NEMA Force Allowed on the flange

[farhad2474]

Hi

I recently involved with a compressor it has 16’’ flange at output. I am going to do stress analyze the pipe is connecting to this compressor. The vender’s catalogue mentioned that this compressor’s flange can outstand 10x NEMA forces . I would be appreciated if some body tell me what mean it is (10 x NEMA).

Best regard
farhad

 

[DSB123]

farhad2474,
If what you write is correct then the Vendor is saying that the allowable loads acting on his flange can be 10 times the NEMA quoted values. This seems to be a very robust compressor if that is the case. I would check and ask for definative allowables from the Vendor rather than accepting catalogue information.

 

[farhad2474]

hi ;DSB123
thank you for you answer . Really i am right. They wrote like this in the meeting with my company .I wasnt involve that time.so please tell me if you know a bout 10x NEMA .
best regard farhad

 

[JohnBreen]

farhad2474

You will need to get a copy of NEMA Standard SM-23. PLEASE NOTE THAT THIS IS A STANDARD FOR STEAM TURBINES. On steam turbines, the inlet is the smaller and hotter nozzle and on compressors the outlet is the hotter and smaller nozzle. You will need to read and understand this Standard. Then using SM-23 you will have to calculate the loadings (a function of nozzle size and temperature)that are within the allowable limits of the Standard. Your compressor is said to be able to accommodate loadings that are an order of magnitude greater than the NEMA Standard maximum allowable loadings. This is a surprisingly robust compressor.

You should also read and understand API Standard 617, Centrifugal Compressors.

I concur with DSB13, get the actual allowable loadings in writing from the compressor manufacturer to cover your employer's liabilities.

··········

▶ **Instructions**:
1. In the thread on NEMA flange forces, do the following statements agree with the text? For each, answer yes or no and quote the deciding words.
(a) NEMA Standard SM-23 is a standard for steam turbines.
(b) On compressors, the inlet is the hotter and smaller nozzle.
(c) DSB123 advises accepting the catalogue information as given.
2. Rewrite the paragraph in the thread on NEMA flange forces that begins "You will need to get a copy of NEMA Standard SM-23" as a short list, keeping its main facts.

▶ **Extracted material**:
··········

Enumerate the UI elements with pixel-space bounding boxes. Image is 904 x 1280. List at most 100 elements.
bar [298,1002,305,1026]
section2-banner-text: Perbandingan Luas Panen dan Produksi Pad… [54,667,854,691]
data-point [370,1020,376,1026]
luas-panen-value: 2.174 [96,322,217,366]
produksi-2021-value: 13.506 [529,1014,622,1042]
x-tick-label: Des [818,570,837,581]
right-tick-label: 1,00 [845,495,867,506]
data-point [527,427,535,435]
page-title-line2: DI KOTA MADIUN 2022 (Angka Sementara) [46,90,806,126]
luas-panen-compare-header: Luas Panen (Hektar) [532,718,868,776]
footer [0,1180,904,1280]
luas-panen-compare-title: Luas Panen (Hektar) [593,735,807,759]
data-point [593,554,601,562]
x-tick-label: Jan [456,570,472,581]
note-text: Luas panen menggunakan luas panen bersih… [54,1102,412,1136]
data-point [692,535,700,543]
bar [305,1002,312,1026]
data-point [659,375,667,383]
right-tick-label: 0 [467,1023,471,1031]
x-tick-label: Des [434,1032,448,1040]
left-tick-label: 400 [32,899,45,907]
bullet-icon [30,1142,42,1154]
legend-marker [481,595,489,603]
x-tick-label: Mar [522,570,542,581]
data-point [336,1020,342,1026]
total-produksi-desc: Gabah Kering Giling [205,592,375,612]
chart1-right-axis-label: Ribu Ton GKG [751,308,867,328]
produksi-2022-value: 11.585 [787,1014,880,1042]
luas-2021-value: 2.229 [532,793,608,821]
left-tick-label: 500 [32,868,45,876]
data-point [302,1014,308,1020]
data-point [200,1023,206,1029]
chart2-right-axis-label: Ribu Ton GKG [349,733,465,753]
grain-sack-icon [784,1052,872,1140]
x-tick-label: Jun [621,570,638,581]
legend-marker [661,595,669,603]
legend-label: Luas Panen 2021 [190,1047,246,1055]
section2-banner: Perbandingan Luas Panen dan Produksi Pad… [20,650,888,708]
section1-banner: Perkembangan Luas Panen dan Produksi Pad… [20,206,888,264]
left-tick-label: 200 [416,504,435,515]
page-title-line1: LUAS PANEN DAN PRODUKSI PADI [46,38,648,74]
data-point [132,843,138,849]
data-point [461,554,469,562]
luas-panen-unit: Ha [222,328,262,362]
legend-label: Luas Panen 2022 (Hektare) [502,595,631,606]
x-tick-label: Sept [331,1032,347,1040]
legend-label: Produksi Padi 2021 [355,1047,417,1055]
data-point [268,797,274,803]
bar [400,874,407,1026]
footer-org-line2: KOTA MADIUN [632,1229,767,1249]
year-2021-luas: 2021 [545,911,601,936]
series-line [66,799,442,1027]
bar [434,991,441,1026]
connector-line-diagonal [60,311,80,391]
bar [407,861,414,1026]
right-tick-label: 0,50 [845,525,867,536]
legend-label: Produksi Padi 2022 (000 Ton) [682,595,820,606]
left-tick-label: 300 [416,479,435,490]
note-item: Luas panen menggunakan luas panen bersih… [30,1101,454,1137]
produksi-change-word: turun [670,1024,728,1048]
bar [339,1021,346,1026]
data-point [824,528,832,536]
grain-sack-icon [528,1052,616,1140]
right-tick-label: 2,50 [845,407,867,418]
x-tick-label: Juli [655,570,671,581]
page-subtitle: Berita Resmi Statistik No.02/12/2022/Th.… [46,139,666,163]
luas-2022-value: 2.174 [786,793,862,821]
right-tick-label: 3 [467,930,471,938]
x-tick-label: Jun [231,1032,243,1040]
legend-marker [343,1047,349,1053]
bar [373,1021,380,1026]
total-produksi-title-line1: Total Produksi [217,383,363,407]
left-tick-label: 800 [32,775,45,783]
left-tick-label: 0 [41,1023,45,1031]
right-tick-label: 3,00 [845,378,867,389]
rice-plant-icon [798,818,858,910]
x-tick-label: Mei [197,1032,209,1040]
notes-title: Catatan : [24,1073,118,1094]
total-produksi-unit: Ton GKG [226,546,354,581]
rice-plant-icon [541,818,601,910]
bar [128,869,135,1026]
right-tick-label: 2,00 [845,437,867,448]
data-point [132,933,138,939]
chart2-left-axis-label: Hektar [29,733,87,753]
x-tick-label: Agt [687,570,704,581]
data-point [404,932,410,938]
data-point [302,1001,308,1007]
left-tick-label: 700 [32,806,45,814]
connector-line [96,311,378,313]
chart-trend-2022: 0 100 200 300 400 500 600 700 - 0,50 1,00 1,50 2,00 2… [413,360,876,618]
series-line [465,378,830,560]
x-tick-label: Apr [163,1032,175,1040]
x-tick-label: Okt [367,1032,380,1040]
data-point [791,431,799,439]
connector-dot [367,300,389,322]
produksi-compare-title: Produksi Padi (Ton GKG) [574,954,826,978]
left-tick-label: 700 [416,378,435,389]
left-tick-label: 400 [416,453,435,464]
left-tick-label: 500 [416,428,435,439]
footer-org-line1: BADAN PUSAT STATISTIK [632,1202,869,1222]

··········

▶ **Responses per task**:
1.
(a) Yes: "THIS IS A STANDARD FOR STEAM TURBINES"
(b) No: "on compressors the outlet is the hotter and smaller nozzle"
(c) No: "I would check and ask for definative allowables from the Vendor rather than accepting catalogue information."

2.
- Obtain NEMA Standard SM-23, a standard for steam turbines.
- On steam turbines, the inlet is the smaller, hotter nozzle; on compressors, the outlet is.
- Read and understand the standard.
- Use SM-23 to calculate the allowable loadings, which depend on nozzle size and temperature.
- The compressor is said to handle loadings an order of magnitude greater than the NEMA maximum allowable loadings, which makes it surprisingly robust.